Rows:
= = = = =

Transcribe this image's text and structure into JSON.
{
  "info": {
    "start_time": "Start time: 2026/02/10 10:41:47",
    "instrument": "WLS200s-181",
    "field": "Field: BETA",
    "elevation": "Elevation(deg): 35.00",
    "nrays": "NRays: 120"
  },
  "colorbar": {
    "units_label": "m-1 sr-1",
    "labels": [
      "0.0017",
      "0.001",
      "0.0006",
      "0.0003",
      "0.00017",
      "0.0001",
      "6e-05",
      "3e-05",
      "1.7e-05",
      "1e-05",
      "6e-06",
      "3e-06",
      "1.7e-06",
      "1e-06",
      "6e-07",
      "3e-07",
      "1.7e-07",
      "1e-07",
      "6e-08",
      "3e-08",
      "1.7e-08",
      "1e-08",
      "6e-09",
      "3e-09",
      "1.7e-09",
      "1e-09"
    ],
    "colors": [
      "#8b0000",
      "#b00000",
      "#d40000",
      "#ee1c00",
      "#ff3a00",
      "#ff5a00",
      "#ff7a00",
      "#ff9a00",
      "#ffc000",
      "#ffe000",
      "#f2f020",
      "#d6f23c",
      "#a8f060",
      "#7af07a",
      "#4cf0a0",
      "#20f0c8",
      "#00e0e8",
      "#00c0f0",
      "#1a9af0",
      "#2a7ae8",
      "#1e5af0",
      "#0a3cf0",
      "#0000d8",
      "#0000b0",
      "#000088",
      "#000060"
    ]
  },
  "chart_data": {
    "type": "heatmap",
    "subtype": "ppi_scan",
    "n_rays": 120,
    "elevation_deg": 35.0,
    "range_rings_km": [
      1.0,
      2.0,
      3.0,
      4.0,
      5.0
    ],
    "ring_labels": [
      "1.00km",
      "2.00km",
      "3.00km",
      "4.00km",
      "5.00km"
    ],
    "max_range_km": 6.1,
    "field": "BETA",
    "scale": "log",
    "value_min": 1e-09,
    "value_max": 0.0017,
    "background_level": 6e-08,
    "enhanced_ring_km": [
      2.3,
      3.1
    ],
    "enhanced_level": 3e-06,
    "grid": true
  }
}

= = = = =

What you are asked to do: Reproduce the listing in full. Keep it exactly as written.

Solution for this problem:
Transcribe this image's text and structure into JSON.
{
  "info": {
    "start_time": "Start time: 2026/02/10 10:41:47",
    "instrument": "WLS200s-181",
    "field": "Field: BETA",
    "elevation": "Elevation(deg): 35.00",
    "nrays": "NRays: 120"
  },
  "colorbar": {
    "units_label": "m-1 sr-1",
    "labels": [
      "0.0017",
      "0.001",
      "0.0006",
      "0.0003",
      "0.00017",
      "0.0001",
      "6e-05",
      "3e-05",
      "1.7e-05",
      "1e-05",
      "6e-06",
      "3e-06",
      "1.7e-06",
      "1e-06",
      "6e-07",
      "3e-07",
      "1.7e-07",
      "1e-07",
      "6e-08",
      "3e-08",
      "1.7e-08",
      "1e-08",
      "6e-09",
      "3e-09",
      "1.7e-09",
      "1e-09"
    ],
    "colors": [
      "#8b0000",
      "#b00000",
      "#d40000",
      "#ee1c00",
      "#ff3a00",
      "#ff5a00",
      "#ff7a00",
      "#ff9a00",
      "#ffc000",
      "#ffe000",
      "#f2f020",
      "#d6f23c",
      "#a8f060",
      "#7af07a",
      "#4cf0a0",
      "#20f0c8",
      "#00e0e8",
      "#00c0f0",
      "#1a9af0",
      "#2a7ae8",
      "#1e5af0",
      "#0a3cf0",
      "#0000d8",
      "#0000b0",
      "#000088",
      "#000060"
    ]
  },
  "chart_data": {
    "type": "heatmap",
    "subtype": "ppi_scan",
    "n_rays": 120,
    "elevation_deg": 35.0,
    "range_rings_km": [
      1.0,
      2.0,
      3.0,
      4.0,
      5.0
    ],
    "ring_labels": [
      "1.00km",
      "2.00km",
      "3.00km",
      "4.00km",
      "5.00km"
    ],
    "max_range_km": 6.1,
    "field": "BETA",
    "scale": "log",
    "value_min": 1e-09,
    "value_max": 0.0017,
    "background_level": 6e-08,
    "enhanced_ring_km": [
      2.3,
      3.1
    ],
    "enhanced_level": 3e-06,
    "grid": true
  }
}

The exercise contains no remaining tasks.